_What you will do:_
Copy, from the entries below, each line where the word "does" can be found.

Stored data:
^^^^

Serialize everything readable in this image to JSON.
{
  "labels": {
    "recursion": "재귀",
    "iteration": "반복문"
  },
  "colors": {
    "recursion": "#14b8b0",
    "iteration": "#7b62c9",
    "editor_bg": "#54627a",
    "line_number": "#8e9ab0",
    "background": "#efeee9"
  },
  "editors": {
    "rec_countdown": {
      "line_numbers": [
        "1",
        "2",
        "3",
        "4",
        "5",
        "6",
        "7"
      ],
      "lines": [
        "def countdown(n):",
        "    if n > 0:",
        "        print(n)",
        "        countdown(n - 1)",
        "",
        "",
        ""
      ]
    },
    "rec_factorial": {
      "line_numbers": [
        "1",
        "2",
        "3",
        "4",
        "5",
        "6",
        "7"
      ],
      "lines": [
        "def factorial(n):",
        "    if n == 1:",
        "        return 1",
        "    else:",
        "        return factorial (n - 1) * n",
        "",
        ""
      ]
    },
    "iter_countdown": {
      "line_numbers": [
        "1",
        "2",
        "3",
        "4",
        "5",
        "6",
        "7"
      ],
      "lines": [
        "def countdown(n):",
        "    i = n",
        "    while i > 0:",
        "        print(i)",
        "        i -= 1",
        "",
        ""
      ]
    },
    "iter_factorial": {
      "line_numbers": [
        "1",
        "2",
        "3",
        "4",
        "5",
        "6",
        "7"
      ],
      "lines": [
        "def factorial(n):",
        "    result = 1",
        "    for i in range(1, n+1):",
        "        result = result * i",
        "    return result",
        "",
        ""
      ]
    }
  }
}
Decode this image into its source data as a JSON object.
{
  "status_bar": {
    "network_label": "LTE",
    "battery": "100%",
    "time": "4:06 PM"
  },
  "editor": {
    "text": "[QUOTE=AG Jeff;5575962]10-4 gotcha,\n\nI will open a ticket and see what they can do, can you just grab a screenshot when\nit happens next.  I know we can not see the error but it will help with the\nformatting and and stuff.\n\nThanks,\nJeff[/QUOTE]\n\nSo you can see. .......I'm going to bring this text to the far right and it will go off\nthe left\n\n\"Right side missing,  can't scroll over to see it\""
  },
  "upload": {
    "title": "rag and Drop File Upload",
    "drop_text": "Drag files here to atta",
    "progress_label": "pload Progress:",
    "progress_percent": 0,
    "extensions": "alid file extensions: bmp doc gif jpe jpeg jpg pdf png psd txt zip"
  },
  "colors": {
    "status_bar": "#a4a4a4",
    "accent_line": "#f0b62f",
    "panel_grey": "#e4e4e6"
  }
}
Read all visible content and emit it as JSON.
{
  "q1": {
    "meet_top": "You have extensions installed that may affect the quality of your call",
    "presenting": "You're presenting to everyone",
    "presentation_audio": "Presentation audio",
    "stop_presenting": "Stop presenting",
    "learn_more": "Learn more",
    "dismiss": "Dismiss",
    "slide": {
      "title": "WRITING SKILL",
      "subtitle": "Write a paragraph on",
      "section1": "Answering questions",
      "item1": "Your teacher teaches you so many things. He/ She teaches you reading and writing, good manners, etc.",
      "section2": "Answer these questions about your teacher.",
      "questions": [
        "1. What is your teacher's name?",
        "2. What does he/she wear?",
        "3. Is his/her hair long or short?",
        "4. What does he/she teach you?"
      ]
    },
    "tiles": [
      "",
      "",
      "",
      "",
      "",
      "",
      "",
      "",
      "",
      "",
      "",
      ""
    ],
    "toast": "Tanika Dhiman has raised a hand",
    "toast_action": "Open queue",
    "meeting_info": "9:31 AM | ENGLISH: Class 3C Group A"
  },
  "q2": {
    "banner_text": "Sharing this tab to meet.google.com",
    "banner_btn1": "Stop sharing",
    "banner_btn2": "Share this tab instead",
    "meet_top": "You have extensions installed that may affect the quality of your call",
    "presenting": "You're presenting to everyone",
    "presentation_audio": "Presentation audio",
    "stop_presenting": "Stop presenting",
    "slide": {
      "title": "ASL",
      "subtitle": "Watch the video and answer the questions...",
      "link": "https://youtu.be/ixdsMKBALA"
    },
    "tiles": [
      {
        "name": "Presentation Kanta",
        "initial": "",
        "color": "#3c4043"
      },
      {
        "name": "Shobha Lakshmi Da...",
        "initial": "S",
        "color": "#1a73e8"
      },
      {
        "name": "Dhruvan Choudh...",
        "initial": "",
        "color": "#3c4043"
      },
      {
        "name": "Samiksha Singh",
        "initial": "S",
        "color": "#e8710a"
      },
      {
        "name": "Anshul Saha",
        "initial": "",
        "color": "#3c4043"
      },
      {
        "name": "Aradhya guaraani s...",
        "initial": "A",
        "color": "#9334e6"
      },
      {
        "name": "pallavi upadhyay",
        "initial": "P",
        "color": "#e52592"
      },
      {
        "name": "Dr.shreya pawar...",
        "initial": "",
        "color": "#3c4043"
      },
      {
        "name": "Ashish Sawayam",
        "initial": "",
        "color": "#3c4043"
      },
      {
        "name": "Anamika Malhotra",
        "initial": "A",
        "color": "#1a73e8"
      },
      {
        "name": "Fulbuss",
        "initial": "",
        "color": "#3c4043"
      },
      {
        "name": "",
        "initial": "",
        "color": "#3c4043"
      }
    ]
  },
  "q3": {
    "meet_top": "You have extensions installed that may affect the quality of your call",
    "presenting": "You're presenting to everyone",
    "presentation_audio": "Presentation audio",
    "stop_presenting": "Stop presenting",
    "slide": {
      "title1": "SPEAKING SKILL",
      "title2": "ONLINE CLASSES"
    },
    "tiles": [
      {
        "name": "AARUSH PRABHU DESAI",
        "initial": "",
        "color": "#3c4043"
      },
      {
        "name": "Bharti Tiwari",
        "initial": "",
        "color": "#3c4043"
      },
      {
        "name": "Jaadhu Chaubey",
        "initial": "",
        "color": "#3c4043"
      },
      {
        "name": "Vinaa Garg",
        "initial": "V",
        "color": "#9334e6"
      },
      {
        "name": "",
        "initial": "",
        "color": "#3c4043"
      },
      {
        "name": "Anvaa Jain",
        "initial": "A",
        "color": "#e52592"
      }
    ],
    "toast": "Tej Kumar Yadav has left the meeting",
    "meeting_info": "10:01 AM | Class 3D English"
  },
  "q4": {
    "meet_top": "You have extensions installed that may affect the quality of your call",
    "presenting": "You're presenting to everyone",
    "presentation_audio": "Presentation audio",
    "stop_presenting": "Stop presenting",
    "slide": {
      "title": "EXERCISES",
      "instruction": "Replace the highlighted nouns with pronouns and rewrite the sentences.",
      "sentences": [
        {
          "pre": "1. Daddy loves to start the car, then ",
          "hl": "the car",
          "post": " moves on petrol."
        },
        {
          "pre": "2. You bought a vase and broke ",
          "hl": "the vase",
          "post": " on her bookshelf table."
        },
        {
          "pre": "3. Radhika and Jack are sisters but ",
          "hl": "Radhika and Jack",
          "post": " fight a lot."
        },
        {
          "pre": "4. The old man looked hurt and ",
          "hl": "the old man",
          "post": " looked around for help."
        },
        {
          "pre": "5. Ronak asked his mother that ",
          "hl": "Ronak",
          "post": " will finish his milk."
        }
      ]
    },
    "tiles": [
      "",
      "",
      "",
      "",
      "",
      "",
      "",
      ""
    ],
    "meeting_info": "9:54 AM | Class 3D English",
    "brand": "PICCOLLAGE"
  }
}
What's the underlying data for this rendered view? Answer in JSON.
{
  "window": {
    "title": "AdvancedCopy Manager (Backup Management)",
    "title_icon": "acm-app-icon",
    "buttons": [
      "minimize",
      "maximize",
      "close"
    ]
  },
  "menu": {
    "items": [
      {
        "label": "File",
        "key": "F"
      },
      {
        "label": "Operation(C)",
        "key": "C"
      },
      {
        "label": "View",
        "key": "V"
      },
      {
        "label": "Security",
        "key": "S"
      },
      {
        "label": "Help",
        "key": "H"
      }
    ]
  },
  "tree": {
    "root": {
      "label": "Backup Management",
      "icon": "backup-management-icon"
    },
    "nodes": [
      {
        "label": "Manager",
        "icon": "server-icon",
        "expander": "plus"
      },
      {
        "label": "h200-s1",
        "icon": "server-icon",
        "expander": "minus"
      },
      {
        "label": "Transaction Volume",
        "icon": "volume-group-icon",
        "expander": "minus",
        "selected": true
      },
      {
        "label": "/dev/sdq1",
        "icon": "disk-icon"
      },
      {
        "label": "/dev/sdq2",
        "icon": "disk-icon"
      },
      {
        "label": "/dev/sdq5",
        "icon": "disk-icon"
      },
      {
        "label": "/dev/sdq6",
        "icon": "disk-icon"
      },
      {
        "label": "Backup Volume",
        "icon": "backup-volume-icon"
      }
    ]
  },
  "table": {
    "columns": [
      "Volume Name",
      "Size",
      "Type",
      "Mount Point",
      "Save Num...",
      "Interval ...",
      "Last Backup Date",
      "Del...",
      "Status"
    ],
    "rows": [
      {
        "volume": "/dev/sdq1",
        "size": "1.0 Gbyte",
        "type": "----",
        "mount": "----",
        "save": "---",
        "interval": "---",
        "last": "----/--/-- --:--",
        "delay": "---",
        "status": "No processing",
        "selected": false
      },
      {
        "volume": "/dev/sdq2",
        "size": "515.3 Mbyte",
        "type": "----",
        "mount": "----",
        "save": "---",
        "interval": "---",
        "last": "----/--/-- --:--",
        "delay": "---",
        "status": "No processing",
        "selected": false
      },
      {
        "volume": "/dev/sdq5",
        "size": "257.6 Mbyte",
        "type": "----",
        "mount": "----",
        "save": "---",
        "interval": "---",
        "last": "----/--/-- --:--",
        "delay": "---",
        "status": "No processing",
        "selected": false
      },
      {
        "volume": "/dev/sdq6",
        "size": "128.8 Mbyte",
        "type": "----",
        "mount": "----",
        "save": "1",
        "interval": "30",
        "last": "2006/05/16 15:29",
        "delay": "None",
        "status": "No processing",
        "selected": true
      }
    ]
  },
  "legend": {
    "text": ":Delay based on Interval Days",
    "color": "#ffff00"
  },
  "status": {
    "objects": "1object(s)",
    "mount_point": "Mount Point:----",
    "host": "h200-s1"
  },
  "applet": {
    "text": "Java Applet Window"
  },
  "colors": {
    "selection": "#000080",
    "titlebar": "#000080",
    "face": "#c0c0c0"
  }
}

^^^^

_Completed exercise:_
        "2. What does he/she wear?",
        "4. What does he/she teach you?"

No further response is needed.